**Task prompt:**
Show all lines holding "with".

________

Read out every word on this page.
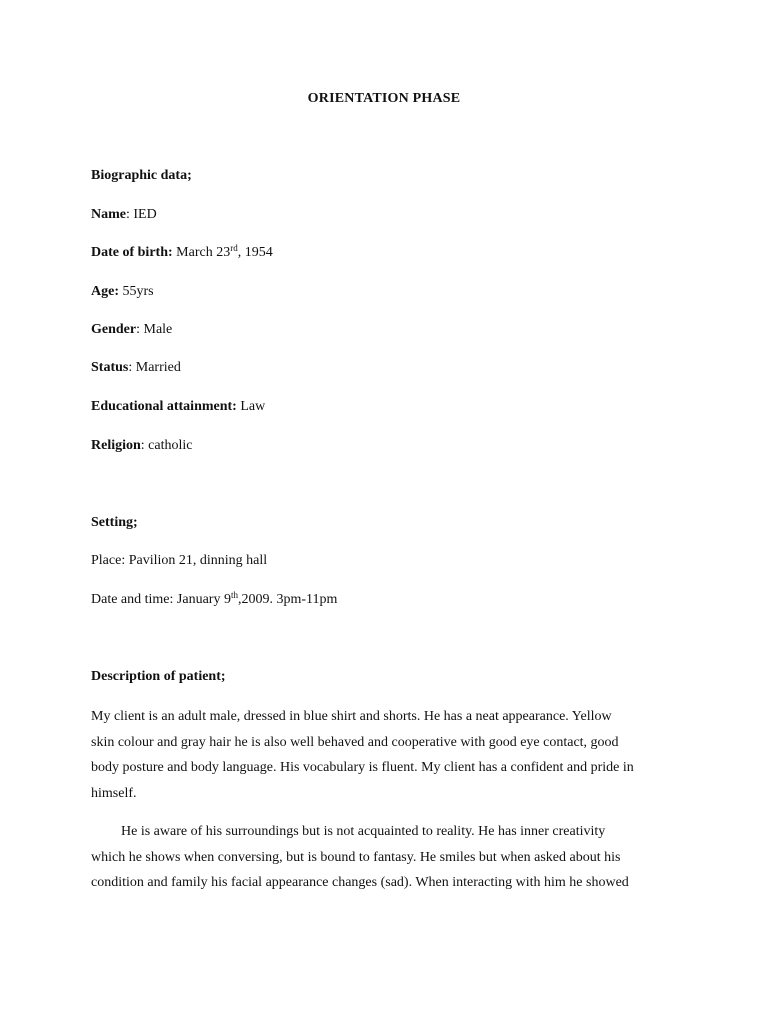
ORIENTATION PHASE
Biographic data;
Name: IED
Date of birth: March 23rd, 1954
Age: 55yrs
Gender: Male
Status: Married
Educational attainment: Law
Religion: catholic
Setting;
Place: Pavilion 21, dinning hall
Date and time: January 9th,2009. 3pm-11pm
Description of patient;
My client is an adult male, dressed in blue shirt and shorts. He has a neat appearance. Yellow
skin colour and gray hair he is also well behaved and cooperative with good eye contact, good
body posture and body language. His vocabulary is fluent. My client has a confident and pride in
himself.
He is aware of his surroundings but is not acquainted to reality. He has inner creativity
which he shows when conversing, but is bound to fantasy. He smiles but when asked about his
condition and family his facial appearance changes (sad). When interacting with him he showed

________

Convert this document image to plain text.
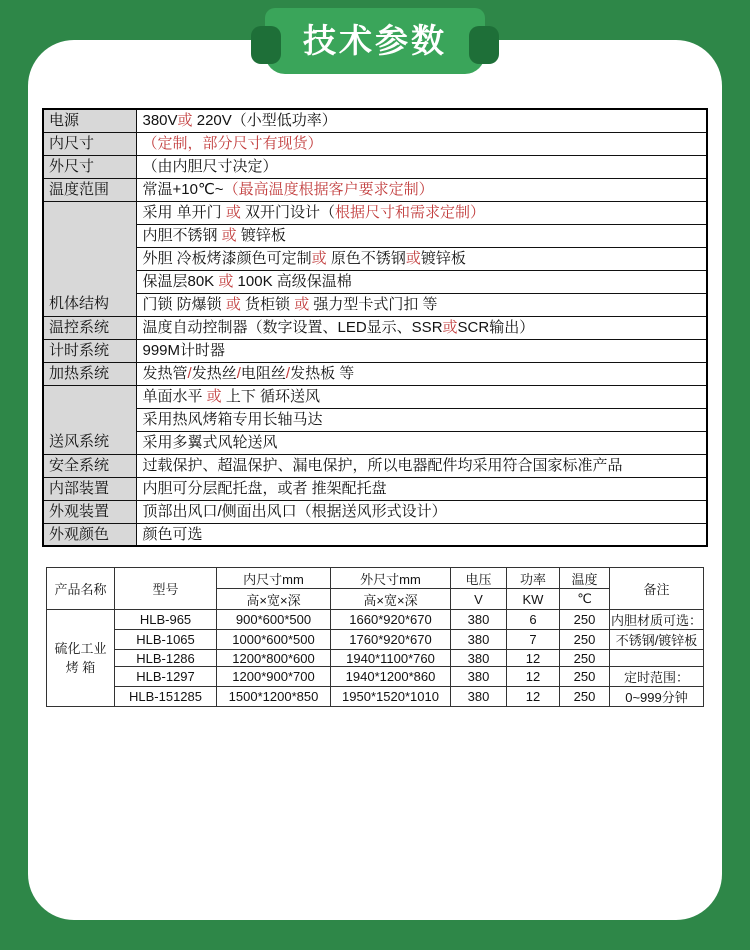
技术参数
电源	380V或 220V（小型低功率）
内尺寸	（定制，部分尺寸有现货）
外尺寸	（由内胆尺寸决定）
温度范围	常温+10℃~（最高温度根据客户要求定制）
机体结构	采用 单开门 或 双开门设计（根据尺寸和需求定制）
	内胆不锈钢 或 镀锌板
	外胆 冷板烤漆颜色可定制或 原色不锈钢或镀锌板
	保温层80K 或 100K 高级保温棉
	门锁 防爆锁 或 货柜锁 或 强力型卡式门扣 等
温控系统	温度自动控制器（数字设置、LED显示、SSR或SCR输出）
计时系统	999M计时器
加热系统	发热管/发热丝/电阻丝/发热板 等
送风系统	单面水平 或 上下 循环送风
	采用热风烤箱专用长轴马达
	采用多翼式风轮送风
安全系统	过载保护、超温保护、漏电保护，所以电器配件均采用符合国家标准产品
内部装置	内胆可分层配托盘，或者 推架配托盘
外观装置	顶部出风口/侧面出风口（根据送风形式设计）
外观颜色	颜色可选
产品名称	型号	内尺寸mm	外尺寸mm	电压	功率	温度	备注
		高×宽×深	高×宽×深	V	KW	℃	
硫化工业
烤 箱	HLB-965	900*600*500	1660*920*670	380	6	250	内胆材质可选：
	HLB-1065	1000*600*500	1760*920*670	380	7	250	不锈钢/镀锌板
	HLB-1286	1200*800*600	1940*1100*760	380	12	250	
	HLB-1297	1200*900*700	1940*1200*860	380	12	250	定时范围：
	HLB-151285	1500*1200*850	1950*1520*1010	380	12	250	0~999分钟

________

**Result:**
skin colour and gray hair he is also well behaved and cooperative with good eye contact, good
condition and family his facial appearance changes (sad). When interacting with him he showed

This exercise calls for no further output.